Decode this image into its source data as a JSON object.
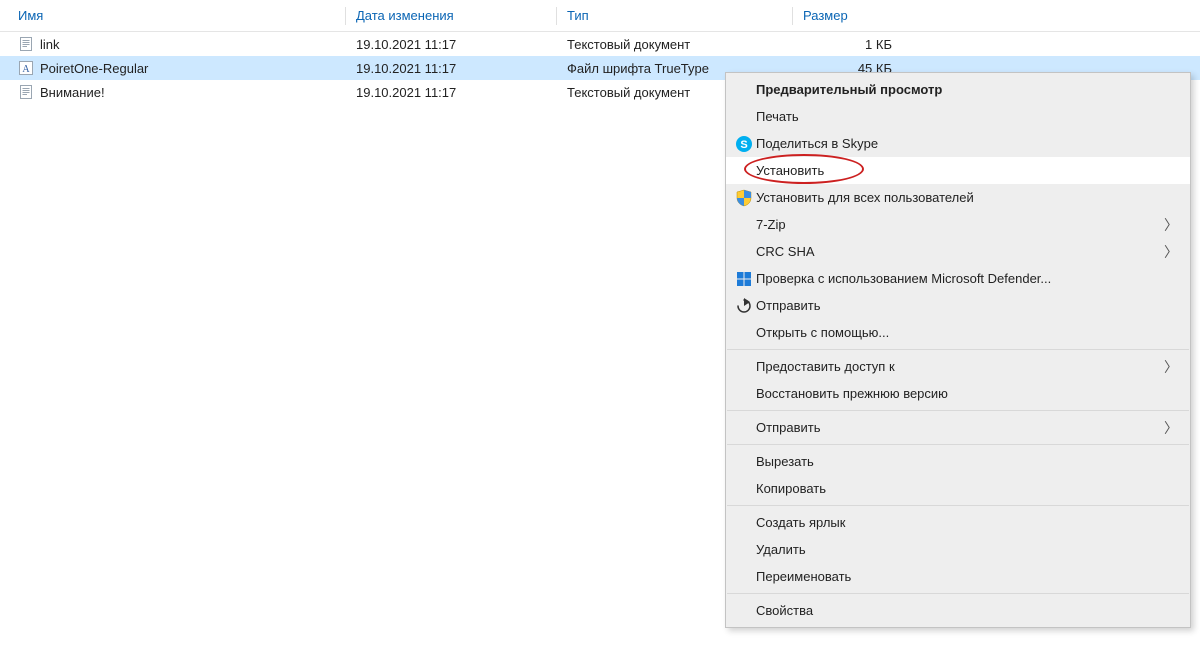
{
  "columns": {
    "name": "Имя",
    "date": "Дата изменения",
    "type": "Тип",
    "size": "Размер"
  },
  "files": [
    {
      "name": "link",
      "date": "19.10.2021 11:17",
      "type": "Текстовый документ",
      "size": "1 КБ",
      "icon": "txt",
      "selected": false
    },
    {
      "name": "PoiretOne-Regular",
      "date": "19.10.2021 11:17",
      "type": "Файл шрифта TrueType",
      "size": "45 КБ",
      "icon": "font",
      "selected": true
    },
    {
      "name": "Внимание!",
      "date": "19.10.2021 11:17",
      "type": "Текстовый документ",
      "size": "",
      "icon": "txt",
      "selected": false
    }
  ],
  "context_menu": {
    "groups": [
      [
        {
          "label": "Предварительный просмотр",
          "bold": true,
          "icon": null,
          "submenu": false,
          "highlighted": false
        },
        {
          "label": "Печать",
          "bold": false,
          "icon": null,
          "submenu": false,
          "highlighted": false
        },
        {
          "label": "Поделиться в Skype",
          "bold": false,
          "icon": "skype",
          "submenu": false,
          "highlighted": false
        },
        {
          "label": "Установить",
          "bold": false,
          "icon": null,
          "submenu": false,
          "highlighted": true,
          "annotated": true
        },
        {
          "label": "Установить для всех пользователей",
          "bold": false,
          "icon": "shield",
          "submenu": false,
          "highlighted": false
        },
        {
          "label": "7-Zip",
          "bold": false,
          "icon": null,
          "submenu": true,
          "highlighted": false
        },
        {
          "label": "CRC SHA",
          "bold": false,
          "icon": null,
          "submenu": true,
          "highlighted": false
        },
        {
          "label": "Проверка с использованием Microsoft Defender...",
          "bold": false,
          "icon": "defender",
          "submenu": false,
          "highlighted": false
        },
        {
          "label": "Отправить",
          "bold": false,
          "icon": "share",
          "submenu": false,
          "highlighted": false
        },
        {
          "label": "Открыть с помощью...",
          "bold": false,
          "icon": null,
          "submenu": false,
          "highlighted": false
        }
      ],
      [
        {
          "label": "Предоставить доступ к",
          "bold": false,
          "icon": null,
          "submenu": true,
          "highlighted": false
        },
        {
          "label": "Восстановить прежнюю версию",
          "bold": false,
          "icon": null,
          "submenu": false,
          "highlighted": false
        }
      ],
      [
        {
          "label": "Отправить",
          "bold": false,
          "icon": null,
          "submenu": true,
          "highlighted": false
        }
      ],
      [
        {
          "label": "Вырезать",
          "bold": false,
          "icon": null,
          "submenu": false,
          "highlighted": false
        },
        {
          "label": "Копировать",
          "bold": false,
          "icon": null,
          "submenu": false,
          "highlighted": false
        }
      ],
      [
        {
          "label": "Создать ярлык",
          "bold": false,
          "icon": null,
          "submenu": false,
          "highlighted": false
        },
        {
          "label": "Удалить",
          "bold": false,
          "icon": null,
          "submenu": false,
          "highlighted": false
        },
        {
          "label": "Переименовать",
          "bold": false,
          "icon": null,
          "submenu": false,
          "highlighted": false
        }
      ],
      [
        {
          "label": "Свойства",
          "bold": false,
          "icon": null,
          "submenu": false,
          "highlighted": false
        }
      ]
    ]
  }
}
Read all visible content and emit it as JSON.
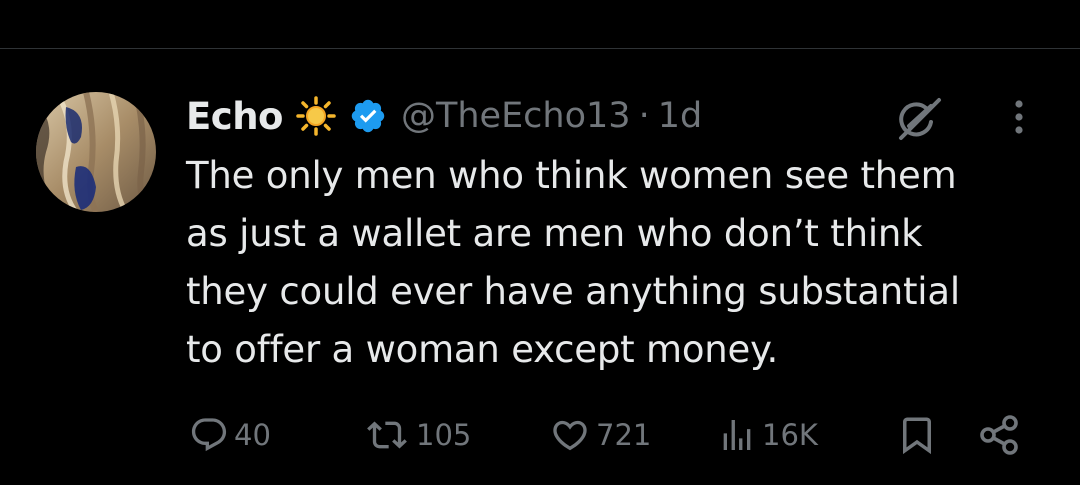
{
  "tweet": {
    "author": {
      "display_name": "Echo",
      "name_emoji": "sun-emoji",
      "verified_icon": "verified-badge-icon",
      "handle": "@TheEcho13",
      "separator": "·",
      "time_ago": "1d"
    },
    "text_lines": [
      "The only men who think women see them",
      "as just a wallet are men who don’t think",
      "they could ever have anything substantial",
      "to offer a woman except money."
    ],
    "header_icons": [
      "grok-icon",
      "more-options-icon"
    ],
    "actions": {
      "reply": {
        "icon": "reply-icon",
        "count": "40"
      },
      "repost": {
        "icon": "repost-icon",
        "count": "105"
      },
      "like": {
        "icon": "like-icon",
        "count": "721"
      },
      "views": {
        "icon": "views-icon",
        "count": "16K"
      },
      "bookmark": {
        "icon": "bookmark-icon"
      },
      "share": {
        "icon": "share-icon"
      }
    }
  },
  "colors": {
    "background": "#000000",
    "primary_text": "#e7e9ea",
    "secondary_text": "#71767b",
    "verified_blue": "#1d9bf0",
    "divider": "#2f3336"
  }
}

+++

Can the entries above be repeated exactly, without their pictures?

Decode this image into its source data as a JSON object.
{
  "columns": {
    "name": "Имя",
    "date": "Дата изменения",
    "type": "Тип",
    "size": "Размер"
  },
  "files": [
    {
      "name": "link",
      "date": "19.10.2021 11:17",
      "type": "Текстовый документ",
      "size": "1 КБ",
      "icon": "txt",
      "selected": false
    },
    {
      "name": "PoiretOne-Regular",
      "date": "19.10.2021 11:17",
      "type": "Файл шрифта TrueType",
      "size": "45 КБ",
      "icon": "font",
      "selected": true
    },
    {
      "name": "Внимание!",
      "date": "19.10.2021 11:17",
      "type": "Текстовый документ",
      "size": "",
      "icon": "txt",
      "selected": false
    }
  ],
  "context_menu": {
    "groups": [
      [
        {
          "label": "Предварительный просмотр",
          "bold": true,
          "icon": null,
          "submenu": false,
          "highlighted": false
        },
        {
          "label": "Печать",
          "bold": false,
          "icon": null,
          "submenu": false,
          "highlighted": false
        },
        {
          "label": "Поделиться в Skype",
          "bold": false,
          "icon": "skype",
          "submenu": false,
          "highlighted": false
        },
        {
          "label": "Установить",
          "bold": false,
          "icon": null,
          "submenu": false,
          "highlighted": true,
          "annotated": true
        },
        {
          "label": "Установить для всех пользователей",
          "bold": false,
          "icon": "shield",
          "submenu": false,
          "highlighted": false
        },
        {
          "label": "7-Zip",
          "bold": false,
          "icon": null,
          "submenu": true,
          "highlighted": false
        },
        {
          "label": "CRC SHA",
          "bold": false,
          "icon": null,
          "submenu": true,
          "highlighted": false
        },
        {
          "label": "Проверка с использованием Microsoft Defender...",
          "bold": false,
          "icon": "defender",
          "submenu": false,
          "highlighted": false
        },
        {
          "label": "Отправить",
          "bold": false,
          "icon": "share",
          "submenu": false,
          "highlighted": false
        },
        {
          "label": "Открыть с помощью...",
          "bold": false,
          "icon": null,
          "submenu": false,
          "highlighted": false
        }
      ],
      [
        {
          "label": "Предоставить доступ к",
          "bold": false,
          "icon": null,
          "submenu": true,
          "highlighted": false
        },
        {
          "label": "Восстановить прежнюю версию",
          "bold": false,
          "icon": null,
          "submenu": false,
          "highlighted": false
        }
      ],
      [
        {
          "label": "Отправить",
          "bold": false,
          "icon": null,
          "submenu": true,
          "highlighted": false
        }
      ],
      [
        {
          "label": "Вырезать",
          "bold": false,
          "icon": null,
          "submenu": false,
          "highlighted": false
        },
        {
          "label": "Копировать",
          "bold": false,
          "icon": null,
          "submenu": false,
          "highlighted": false
        }
      ],
      [
        {
          "label": "Создать ярлык",
          "bold": false,
          "icon": null,
          "submenu": false,
          "highlighted": false
        },
        {
          "label": "Удалить",
          "bold": false,
          "icon": null,
          "submenu": false,
          "highlighted": false
        },
        {
          "label": "Переименовать",
          "bold": false,
          "icon": null,
          "submenu": false,
          "highlighted": false
        }
      ],
      [
        {
          "label": "Свойства",
          "bold": false,
          "icon": null,
          "submenu": false,
          "highlighted": false
        }
      ]
    ]
  }
}
Read all visible content and emit it as JSON.
{
  "tweet": {
    "author": {
      "display_name": "Echo",
      "name_emoji": "sun-emoji",
      "verified_icon": "verified-badge-icon",
      "handle": "@TheEcho13",
      "separator": "·",
      "time_ago": "1d"
    },
    "text_lines": [
      "The only men who think women see them",
      "as just a wallet are men who don’t think",
      "they could ever have anything substantial",
      "to offer a woman except money."
    ],
    "header_icons": [
      "grok-icon",
      "more-options-icon"
    ],
    "actions": {
      "reply": {
        "icon": "reply-icon",
        "count": "40"
      },
      "repost": {
        "icon": "repost-icon",
        "count": "105"
      },
      "like": {
        "icon": "like-icon",
        "count": "721"
      },
      "views": {
        "icon": "views-icon",
        "count": "16K"
      },
      "bookmark": {
        "icon": "bookmark-icon"
      },
      "share": {
        "icon": "share-icon"
      }
    }
  },
  "colors": {
    "background": "#000000",
    "primary_text": "#e7e9ea",
    "secondary_text": "#71767b",
    "verified_blue": "#1d9bf0",
    "divider": "#2f3336"
  }
}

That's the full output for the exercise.